Extract each line bearing the word "text".

# # #

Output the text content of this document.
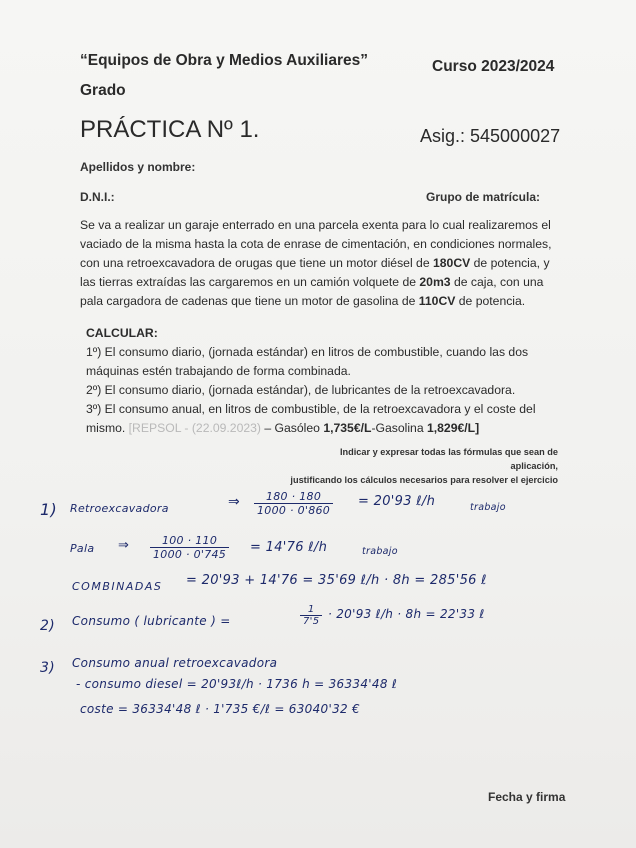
“Equipos de Obra y Medios Auxiliares”	Curso 2023/2024
Grado
PRÁCTICA Nº 1.	Asig.: 545000027
Apellidos y nombre:
D.N.I.:	Grupo de matrícula:
Se va a realizar un garaje enterrado en una parcela exenta para lo cual realizaremos el
vaciado de la misma hasta la cota de enrase de cimentación, en condiciones normales,
con una retroexcavadora de orugas que tiene un motor diésel de 180CV de potencia, y
las tierras extraídas las cargaremos en un camión volquete de 20m3 de caja, con una
pala cargadora de cadenas que tiene un motor de gasolina de 110CV de potencia.
CALCULAR:
1º) El consumo diario, (jornada estándar) en litros de combustible, cuando las dos
máquinas estén trabajando de forma combinada.
2º) El consumo diario, (jornada estándar), de lubricantes de la retroexcavadora.
3º) El consumo anual, en litros de combustible, de la retroexcavadora y el coste del
mismo. [REPSOL - (22.09.2023) – Gasóleo 1,735€/L-Gasolina 1,829€/L]
Indicar y expresar todas las fórmulas que sean de aplicación,
justificando los cálculos necesarios para resolver el ejercicio
1) Retroexcavadora	⇒ $\frac{180 \cdot 180}{1000 \cdot 0'860} = 20'93$ ℓ/h	trabajo
Pala ⇒ $\frac{100 \cdot 110}{1000 \cdot 0'745} = 14'76$ ℓ/h	trabajo
COMBINADAS = 20'93 + 14'76 = 35'69 ℓ/h · 8h = 285'56 ℓ
2) Consumo ( lubricante ) =	$\frac{1}{7'5} \cdot 20'93$ ℓ/h · 8h = 22'33 ℓ
3) Consumo anual retroexcavadora
- consumo diesel = 20'93ℓ/h · 1736 h = 36334'48 ℓ
coste = 36334'48 ℓ · 1'735 €/ℓ = 63040'32 €
Fecha y firma
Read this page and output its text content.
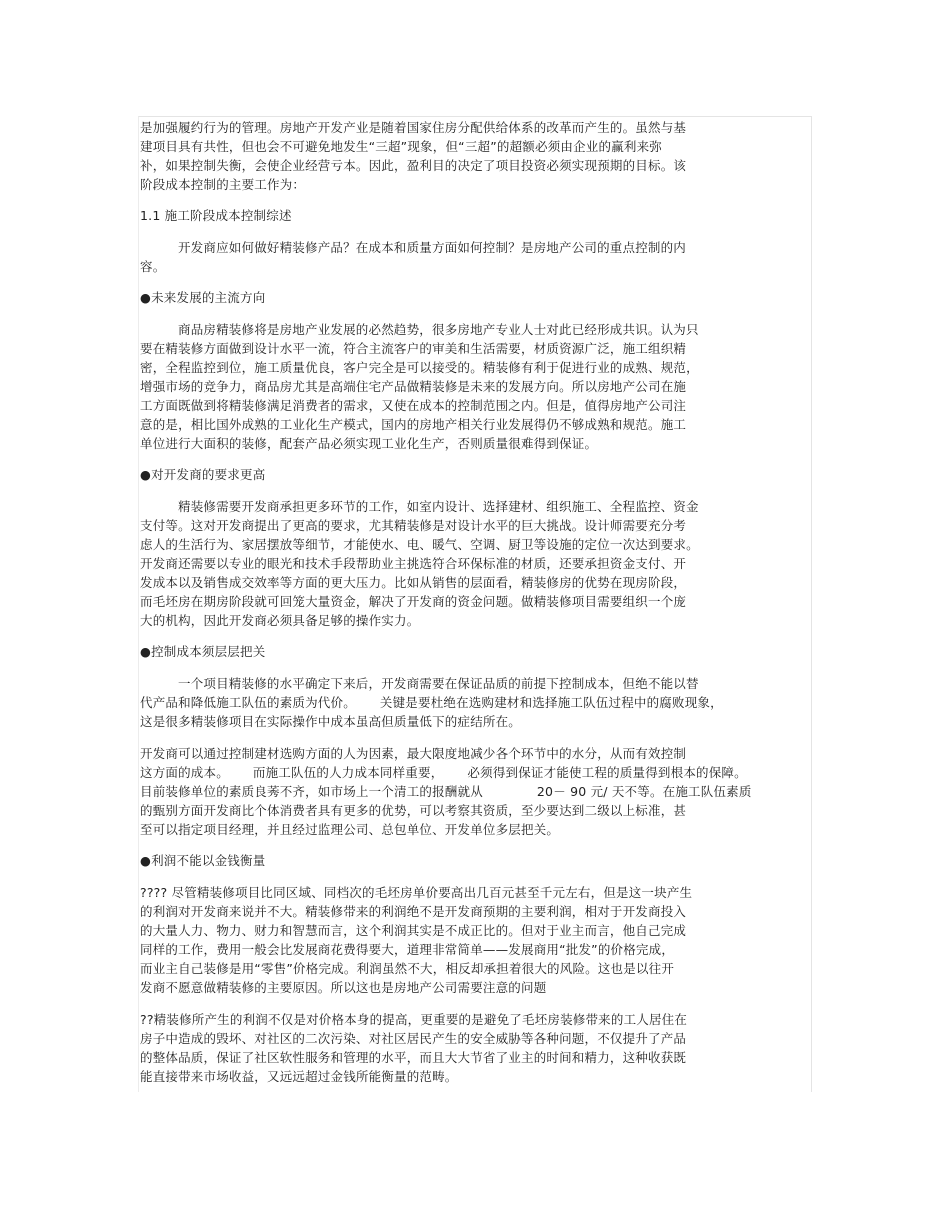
是加强履约行为的管理。房地产开发产业是随着国家住房分配供给体系的改革而产生的。虽然与基
建项目具有共性，但也会不可避免地发生“三超”现象，但“三超”的超额必须由企业的赢利来弥
补，如果控制失衡，会使企业经营亏本。因此，盈利目的决定了项目投资必须实现预期的目标。该
阶段成本控制的主要工作为：
1.1 施工阶段成本控制综述
开发商应如何做好精装修产品？在成本和质量方面如何控制？是房地产公司的重点控制的内
容。
●未来发展的主流方向
商品房精装修将是房地产业发展的必然趋势，很多房地产专业人士对此已经形成共识。认为只
要在精装修方面做到设计水平一流，符合主流客户的审美和生活需要，材质资源广泛，施工组织精
密，全程监控到位，施工质量优良，客户完全是可以接受的。精装修有利于促进行业的成熟、规范，
增强市场的竞争力，商品房尤其是高端住宅产品做精装修是未来的发展方向。所以房地产公司在施
工方面既做到将精装修满足消费者的需求，又使在成本的控制范围之内。但是，值得房地产公司注
意的是，相比国外成熟的工业化生产模式，国内的房地产相关行业发展得仍不够成熟和规范。施工
单位进行大面积的装修，配套产品必须实现工业化生产，否则质量很难得到保证。
●对开发商的要求更高
精装修需要开发商承担更多环节的工作，如室内设计、选择建材、组织施工、全程监控、资金
支付等。这对开发商提出了更高的要求，尤其精装修是对设计水平的巨大挑战。设计师需要充分考
虑人的生活行为、家居摆放等细节，才能使水、电、暖气、空调、厨卫等设施的定位一次达到要求。
开发商还需要以专业的眼光和技术手段帮助业主挑选符合环保标准的材质，还要承担资金支付、开
发成本以及销售成交效率等方面的更大压力。比如从销售的层面看，精装修房的优势在现房阶段，
而毛坯房在期房阶段就可回笼大量资金，解决了开发商的资金问题。做精装修项目需要组织一个庞
大的机构，因此开发商必须具备足够的操作实力。
●控制成本须层层把关
一个项目精装修的水平确定下来后，开发商需要在保证品质的前提下控制成本，但绝不能以替
代产品和降低施工队伍的素质为代价。 关键是要杜绝在选购建材和选择施工队伍过程中的腐败现象，
这是很多精装修项目在实际操作中成本虽高但质量低下的症结所在。
开发商可以通过控制建材选购方面的人为因素，最大限度地减少各个环节中的水分，从而有效控制
这方面的成本。 而施工队伍的人力成本同样重要， 必须得到保证才能使工程的质量得到根本的保障。
目前装修单位的素质良莠不齐，如市场上一个清工的报酬就从	20－ 90 元/ 天不等。在施工队伍素质
的甄别方面开发商比个体消费者具有更多的优势，可以考察其资质，至少要达到二级以上标准，甚
至可以指定项目经理，并且经过监理公司、总包单位、开发单位多层把关。
●利润不能以金钱衡量
???? 尽管精装修项目比同区域、同档次的毛坯房单价要高出几百元甚至千元左右，但是这一块产生
的利润对开发商来说并不大。精装修带来的利润绝不是开发商预期的主要利润，相对于开发商投入
的大量人力、物力、财力和智慧而言，这个利润其实是不成正比的。但对于业主而言，他自己完成
同样的工作，费用一般会比发展商花费得要大，道理非常简单——发展商用“批发”的价格完成，
而业主自己装修是用“零售”价格完成。利润虽然不大，相反却承担着很大的风险。这也是以往开
发商不愿意做精装修的主要原因。所以这也是房地产公司需要注意的问题
??精装修所产生的利润不仅是对价格本身的提高，更重要的是避免了毛坯房装修带来的工人居住在
房子中造成的毁坏、对社区的二次污染、对社区居民产生的安全威胁等各种问题，不仅提升了产品
的整体品质，保证了社区软性服务和管理的水平，而且大大节省了业主的时间和精力，这种收获既
能直接带来市场收益，又远远超过金钱所能衡量的范畴。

# # #

#### REPLY:
Output the text content of this document.
Read this page and output its text content.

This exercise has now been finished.